## Exercise description
Scan each line of the records for the word "xlabel" and extract the ones that have it.

## Exercise material
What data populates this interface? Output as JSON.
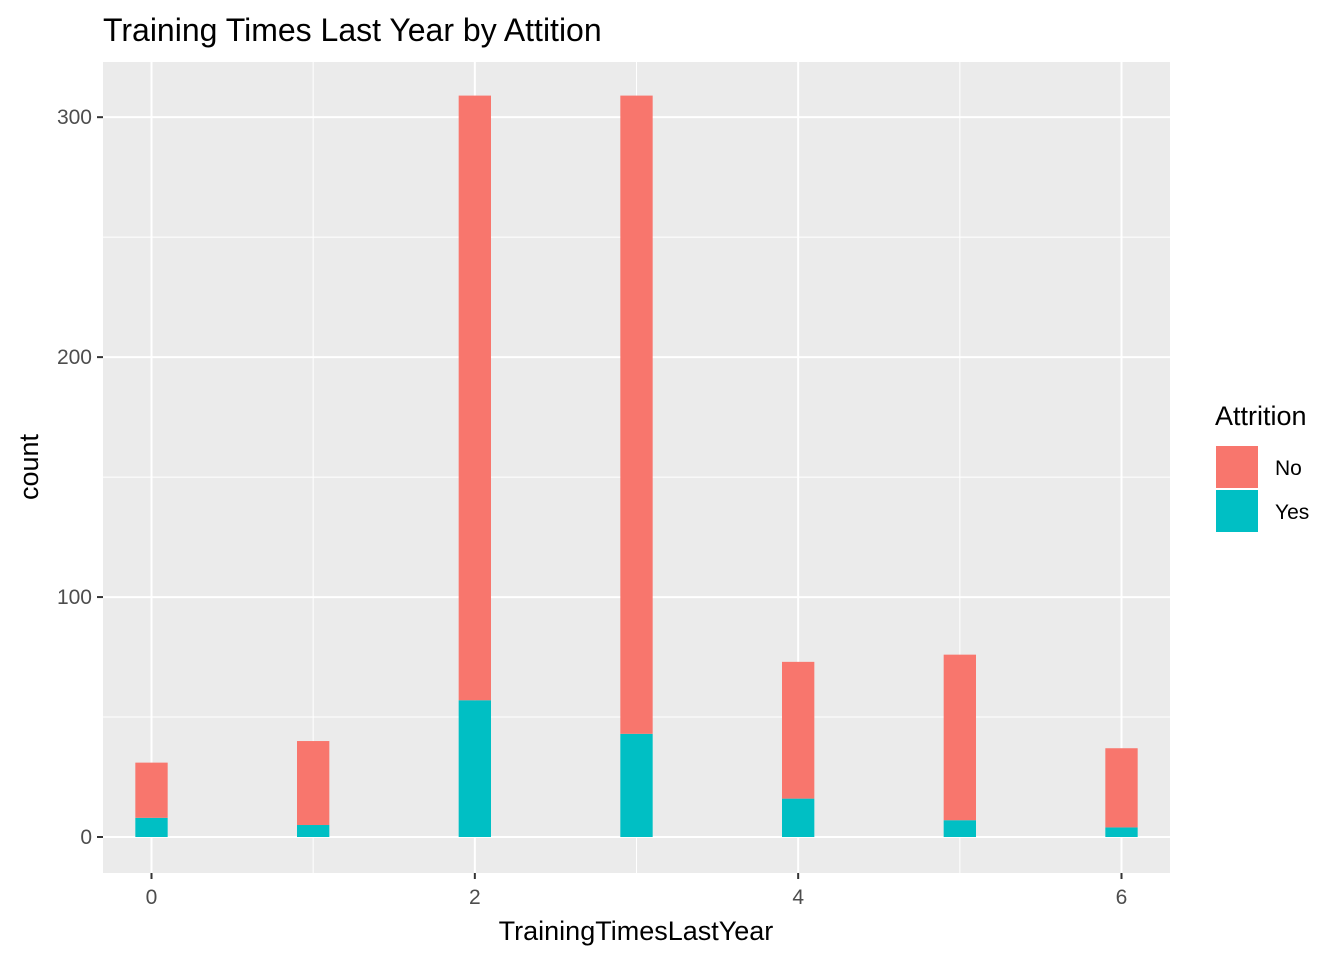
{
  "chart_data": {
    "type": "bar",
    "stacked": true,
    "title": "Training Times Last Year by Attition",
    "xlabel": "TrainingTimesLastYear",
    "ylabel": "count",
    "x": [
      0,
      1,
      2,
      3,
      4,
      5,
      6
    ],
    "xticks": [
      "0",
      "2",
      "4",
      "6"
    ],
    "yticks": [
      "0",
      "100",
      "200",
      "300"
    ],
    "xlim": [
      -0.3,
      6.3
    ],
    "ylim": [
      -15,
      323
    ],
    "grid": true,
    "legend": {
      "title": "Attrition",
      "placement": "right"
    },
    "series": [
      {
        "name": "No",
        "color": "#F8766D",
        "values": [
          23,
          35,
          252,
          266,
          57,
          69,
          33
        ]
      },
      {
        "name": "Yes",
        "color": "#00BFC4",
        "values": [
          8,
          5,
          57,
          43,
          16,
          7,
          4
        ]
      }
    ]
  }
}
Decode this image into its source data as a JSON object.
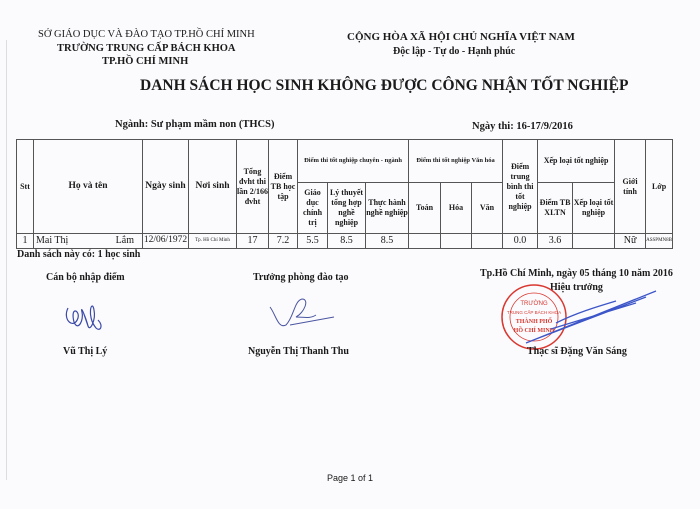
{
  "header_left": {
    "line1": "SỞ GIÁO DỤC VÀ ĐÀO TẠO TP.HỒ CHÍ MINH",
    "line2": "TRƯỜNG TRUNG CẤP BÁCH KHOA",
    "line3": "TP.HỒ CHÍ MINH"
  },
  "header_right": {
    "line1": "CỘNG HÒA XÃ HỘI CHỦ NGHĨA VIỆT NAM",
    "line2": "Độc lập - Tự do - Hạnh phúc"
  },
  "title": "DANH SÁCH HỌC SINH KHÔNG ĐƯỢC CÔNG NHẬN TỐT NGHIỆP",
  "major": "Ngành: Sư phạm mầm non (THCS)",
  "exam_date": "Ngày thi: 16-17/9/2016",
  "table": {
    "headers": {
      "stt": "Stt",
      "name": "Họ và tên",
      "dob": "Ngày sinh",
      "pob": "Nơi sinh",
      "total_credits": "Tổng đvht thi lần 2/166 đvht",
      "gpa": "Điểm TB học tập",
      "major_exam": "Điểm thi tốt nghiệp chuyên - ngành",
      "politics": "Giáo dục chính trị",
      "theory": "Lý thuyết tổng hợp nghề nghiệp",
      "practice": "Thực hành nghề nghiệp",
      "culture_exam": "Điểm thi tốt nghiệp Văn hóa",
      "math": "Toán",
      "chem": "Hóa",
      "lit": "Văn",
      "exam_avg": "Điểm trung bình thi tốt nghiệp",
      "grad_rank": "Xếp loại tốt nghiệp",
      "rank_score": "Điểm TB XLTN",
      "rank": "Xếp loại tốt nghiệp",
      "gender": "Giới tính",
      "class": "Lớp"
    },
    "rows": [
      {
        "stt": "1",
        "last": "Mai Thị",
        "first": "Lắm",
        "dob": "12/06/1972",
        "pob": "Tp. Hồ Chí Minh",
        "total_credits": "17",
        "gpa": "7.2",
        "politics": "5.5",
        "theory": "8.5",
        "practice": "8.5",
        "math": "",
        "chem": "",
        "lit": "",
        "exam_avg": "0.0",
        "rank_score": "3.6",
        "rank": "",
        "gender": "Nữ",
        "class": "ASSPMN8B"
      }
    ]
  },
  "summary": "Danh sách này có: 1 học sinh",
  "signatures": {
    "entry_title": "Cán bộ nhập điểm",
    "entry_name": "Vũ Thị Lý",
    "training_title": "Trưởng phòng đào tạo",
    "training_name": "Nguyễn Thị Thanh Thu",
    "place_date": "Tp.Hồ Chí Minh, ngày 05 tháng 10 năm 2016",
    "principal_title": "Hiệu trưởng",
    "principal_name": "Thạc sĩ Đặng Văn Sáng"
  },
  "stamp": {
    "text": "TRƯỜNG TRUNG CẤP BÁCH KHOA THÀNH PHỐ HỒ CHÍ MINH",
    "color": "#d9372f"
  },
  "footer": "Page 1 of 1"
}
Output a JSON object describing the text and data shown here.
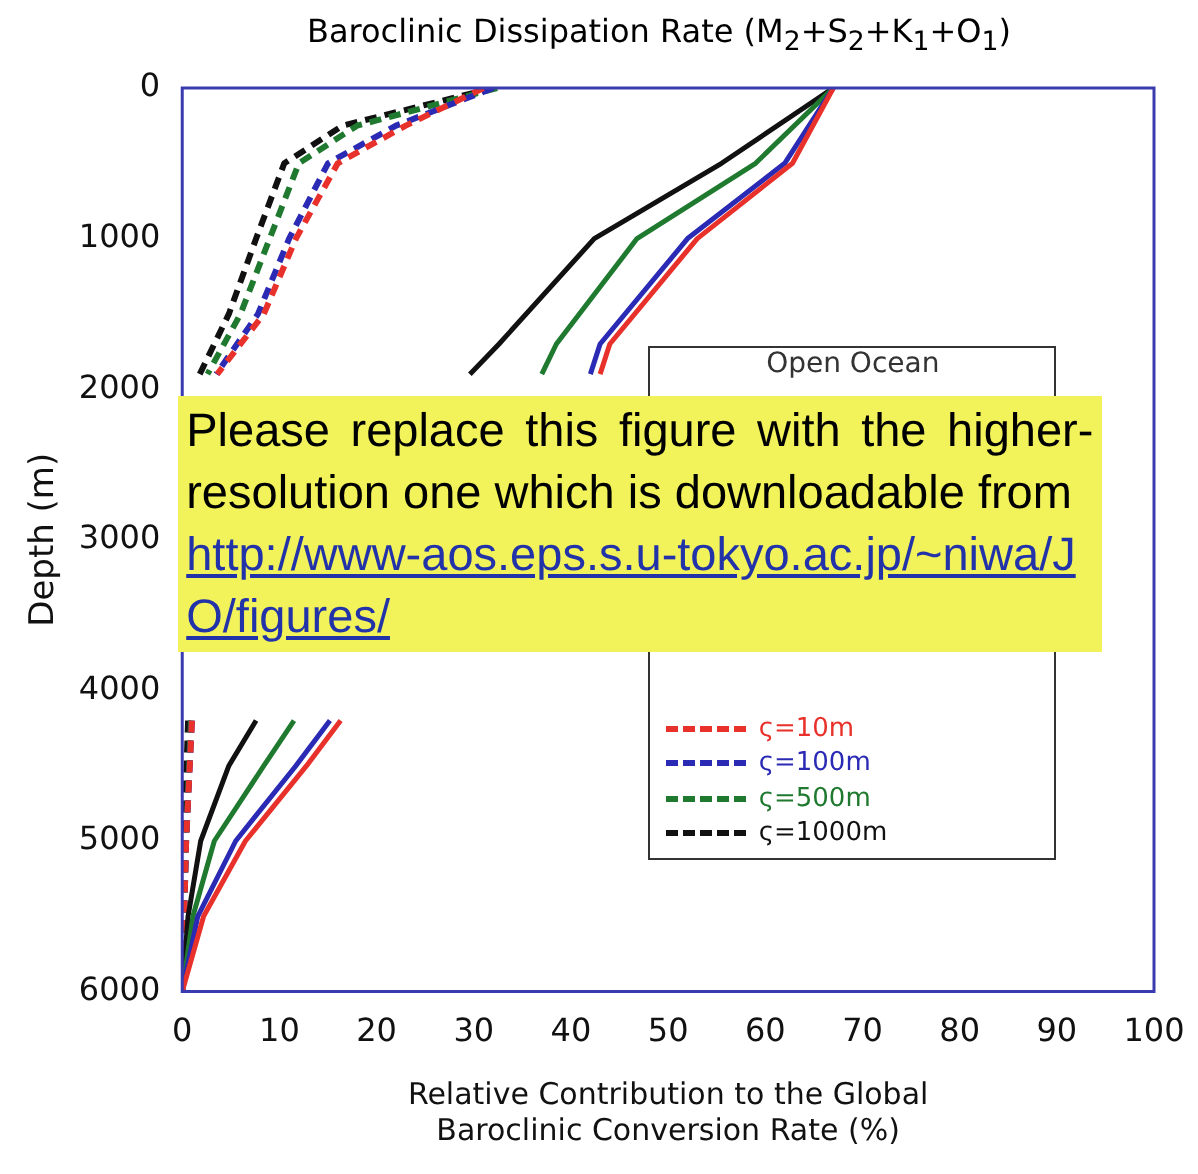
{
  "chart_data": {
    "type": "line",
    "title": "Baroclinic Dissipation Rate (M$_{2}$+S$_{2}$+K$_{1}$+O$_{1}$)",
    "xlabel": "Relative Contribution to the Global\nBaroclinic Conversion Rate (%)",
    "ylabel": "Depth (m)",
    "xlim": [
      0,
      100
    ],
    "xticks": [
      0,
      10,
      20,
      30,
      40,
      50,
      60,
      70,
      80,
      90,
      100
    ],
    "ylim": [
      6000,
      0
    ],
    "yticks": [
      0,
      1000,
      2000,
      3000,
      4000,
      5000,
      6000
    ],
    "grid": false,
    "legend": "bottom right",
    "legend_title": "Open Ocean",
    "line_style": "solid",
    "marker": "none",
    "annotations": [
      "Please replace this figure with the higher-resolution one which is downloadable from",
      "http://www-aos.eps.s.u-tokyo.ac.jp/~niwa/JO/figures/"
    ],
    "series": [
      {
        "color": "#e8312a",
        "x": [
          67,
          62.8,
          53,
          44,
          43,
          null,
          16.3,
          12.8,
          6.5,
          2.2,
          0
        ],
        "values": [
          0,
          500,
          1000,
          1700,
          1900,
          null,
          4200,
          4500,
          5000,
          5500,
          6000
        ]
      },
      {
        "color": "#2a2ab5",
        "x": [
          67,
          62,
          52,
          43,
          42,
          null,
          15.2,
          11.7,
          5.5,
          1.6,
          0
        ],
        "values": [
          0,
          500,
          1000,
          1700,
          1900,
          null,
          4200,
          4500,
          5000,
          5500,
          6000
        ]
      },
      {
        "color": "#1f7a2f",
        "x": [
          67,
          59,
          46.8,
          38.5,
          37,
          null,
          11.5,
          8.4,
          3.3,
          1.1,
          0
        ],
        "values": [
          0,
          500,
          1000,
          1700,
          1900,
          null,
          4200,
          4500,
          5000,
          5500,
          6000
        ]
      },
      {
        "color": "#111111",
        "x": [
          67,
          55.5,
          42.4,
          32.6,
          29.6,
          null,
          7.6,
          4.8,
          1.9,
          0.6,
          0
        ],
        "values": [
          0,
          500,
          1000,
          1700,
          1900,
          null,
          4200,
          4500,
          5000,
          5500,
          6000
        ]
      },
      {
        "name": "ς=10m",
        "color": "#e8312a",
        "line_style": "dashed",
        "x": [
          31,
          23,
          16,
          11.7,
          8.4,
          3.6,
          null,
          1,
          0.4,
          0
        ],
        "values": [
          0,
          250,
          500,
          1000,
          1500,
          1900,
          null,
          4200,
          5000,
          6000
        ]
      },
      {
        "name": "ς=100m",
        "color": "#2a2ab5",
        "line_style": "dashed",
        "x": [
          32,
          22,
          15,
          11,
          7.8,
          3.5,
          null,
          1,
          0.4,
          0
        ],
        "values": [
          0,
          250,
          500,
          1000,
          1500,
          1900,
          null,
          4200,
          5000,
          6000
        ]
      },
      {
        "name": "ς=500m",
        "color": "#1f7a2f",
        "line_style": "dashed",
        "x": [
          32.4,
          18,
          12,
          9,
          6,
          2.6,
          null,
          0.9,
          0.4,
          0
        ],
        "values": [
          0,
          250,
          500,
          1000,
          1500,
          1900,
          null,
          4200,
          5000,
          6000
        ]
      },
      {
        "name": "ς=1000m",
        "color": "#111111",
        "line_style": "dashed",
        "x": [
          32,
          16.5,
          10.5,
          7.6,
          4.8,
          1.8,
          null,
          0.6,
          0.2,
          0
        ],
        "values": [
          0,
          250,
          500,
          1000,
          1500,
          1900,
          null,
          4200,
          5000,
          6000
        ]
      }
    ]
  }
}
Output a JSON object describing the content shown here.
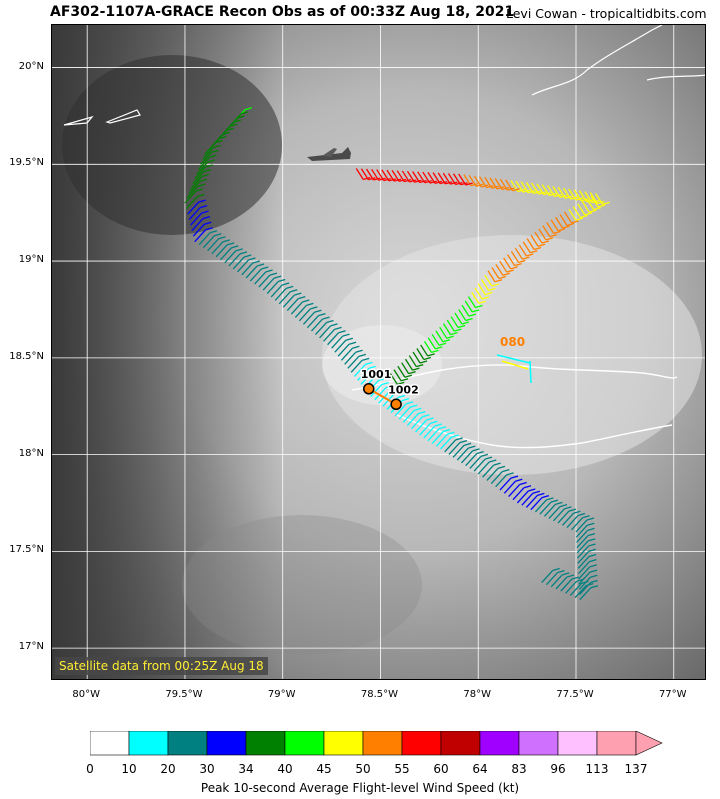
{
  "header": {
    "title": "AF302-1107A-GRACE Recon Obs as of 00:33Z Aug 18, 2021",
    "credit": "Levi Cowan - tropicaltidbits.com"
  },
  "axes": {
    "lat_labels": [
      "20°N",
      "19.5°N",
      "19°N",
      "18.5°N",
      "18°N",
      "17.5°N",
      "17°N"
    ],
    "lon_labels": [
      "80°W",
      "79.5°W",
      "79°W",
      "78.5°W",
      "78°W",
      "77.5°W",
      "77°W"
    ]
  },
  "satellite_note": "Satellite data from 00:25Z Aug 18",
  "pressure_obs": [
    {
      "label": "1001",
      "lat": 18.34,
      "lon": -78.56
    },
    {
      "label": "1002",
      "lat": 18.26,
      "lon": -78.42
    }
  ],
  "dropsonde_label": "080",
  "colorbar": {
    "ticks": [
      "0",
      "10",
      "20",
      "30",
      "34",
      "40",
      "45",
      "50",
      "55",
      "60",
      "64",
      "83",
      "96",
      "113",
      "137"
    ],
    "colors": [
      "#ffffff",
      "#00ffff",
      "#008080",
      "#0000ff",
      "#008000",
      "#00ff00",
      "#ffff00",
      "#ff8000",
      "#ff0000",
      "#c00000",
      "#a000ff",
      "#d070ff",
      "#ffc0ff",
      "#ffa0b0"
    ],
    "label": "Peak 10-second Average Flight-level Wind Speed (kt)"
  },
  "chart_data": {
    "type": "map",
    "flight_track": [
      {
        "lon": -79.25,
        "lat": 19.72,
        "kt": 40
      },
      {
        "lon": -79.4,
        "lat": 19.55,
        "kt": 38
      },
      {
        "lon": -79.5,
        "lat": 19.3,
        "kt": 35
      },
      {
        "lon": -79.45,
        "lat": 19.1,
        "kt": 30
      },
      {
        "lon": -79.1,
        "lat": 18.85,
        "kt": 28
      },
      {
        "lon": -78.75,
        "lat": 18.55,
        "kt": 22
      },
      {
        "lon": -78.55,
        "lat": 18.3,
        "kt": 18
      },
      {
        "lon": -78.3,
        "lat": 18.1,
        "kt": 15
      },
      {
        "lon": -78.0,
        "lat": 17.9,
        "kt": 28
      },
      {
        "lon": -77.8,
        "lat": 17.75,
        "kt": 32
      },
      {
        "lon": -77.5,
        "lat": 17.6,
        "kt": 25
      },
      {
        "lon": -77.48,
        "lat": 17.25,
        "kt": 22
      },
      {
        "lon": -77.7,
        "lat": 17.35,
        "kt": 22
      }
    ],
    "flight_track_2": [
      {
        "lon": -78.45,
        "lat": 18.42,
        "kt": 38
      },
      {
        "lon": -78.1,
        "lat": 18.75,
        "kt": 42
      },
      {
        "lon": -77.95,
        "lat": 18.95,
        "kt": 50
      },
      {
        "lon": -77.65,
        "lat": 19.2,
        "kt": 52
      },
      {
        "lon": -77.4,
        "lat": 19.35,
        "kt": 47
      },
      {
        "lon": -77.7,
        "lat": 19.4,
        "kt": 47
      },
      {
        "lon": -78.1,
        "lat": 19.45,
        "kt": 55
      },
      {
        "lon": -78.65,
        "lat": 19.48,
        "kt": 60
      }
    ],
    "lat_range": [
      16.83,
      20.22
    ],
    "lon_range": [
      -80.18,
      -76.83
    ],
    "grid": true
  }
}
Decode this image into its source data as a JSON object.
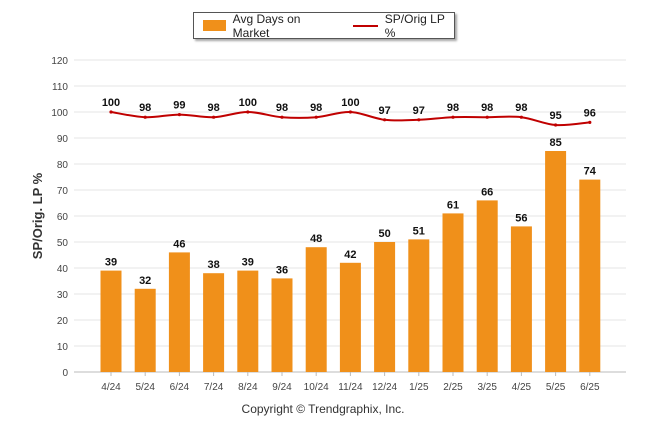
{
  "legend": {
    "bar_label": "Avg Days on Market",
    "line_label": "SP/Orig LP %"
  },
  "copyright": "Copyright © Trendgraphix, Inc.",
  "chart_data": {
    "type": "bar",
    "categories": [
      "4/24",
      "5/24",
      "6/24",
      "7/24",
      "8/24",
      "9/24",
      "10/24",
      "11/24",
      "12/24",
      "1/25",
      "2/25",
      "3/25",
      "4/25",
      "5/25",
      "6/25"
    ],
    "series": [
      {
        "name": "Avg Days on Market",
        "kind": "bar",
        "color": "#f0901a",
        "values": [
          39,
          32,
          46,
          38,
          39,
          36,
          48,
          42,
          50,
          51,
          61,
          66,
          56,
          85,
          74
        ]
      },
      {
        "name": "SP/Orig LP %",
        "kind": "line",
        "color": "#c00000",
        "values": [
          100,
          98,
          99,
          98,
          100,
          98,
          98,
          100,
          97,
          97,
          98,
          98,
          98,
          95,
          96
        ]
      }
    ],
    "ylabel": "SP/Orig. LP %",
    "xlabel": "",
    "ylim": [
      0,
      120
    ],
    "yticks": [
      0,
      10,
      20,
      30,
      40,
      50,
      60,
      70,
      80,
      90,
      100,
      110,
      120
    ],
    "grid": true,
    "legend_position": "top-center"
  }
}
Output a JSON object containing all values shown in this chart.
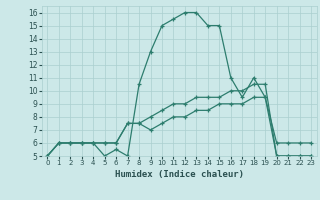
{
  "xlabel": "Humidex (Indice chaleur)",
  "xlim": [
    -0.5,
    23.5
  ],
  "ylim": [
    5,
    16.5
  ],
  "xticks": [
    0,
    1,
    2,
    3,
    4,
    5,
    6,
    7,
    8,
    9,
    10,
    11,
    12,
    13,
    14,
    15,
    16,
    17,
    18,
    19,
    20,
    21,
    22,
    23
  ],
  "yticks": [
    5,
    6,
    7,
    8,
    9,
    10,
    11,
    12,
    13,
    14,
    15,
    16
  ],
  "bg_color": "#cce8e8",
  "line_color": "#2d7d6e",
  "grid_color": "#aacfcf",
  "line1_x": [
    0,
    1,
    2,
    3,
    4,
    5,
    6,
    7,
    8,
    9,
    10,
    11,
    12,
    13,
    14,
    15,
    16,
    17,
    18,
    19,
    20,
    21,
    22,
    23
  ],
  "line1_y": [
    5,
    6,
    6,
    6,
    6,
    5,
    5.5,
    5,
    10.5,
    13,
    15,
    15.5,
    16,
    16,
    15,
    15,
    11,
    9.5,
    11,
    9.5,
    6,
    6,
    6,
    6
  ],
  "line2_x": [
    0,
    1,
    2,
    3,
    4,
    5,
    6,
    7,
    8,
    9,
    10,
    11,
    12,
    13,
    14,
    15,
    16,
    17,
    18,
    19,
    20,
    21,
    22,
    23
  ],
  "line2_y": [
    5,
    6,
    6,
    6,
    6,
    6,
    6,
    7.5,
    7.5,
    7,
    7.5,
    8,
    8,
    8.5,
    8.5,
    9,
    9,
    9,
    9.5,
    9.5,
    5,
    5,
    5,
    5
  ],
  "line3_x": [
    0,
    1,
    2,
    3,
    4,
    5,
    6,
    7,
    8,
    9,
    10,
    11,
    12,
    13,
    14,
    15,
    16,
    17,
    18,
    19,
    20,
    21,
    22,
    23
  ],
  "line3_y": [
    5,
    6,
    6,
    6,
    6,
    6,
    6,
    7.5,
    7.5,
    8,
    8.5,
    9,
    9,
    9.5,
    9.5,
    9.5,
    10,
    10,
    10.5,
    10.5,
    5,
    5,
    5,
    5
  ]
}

## Answer
    "xlabel": "TrainingTimesLastYear",
    "xlabel": "Relative Contribution to the Global\nBaroclinic Conversion Rate (%)",
    "xlabel": "",
  "xlabel": "Humidex (Indice chaleur)",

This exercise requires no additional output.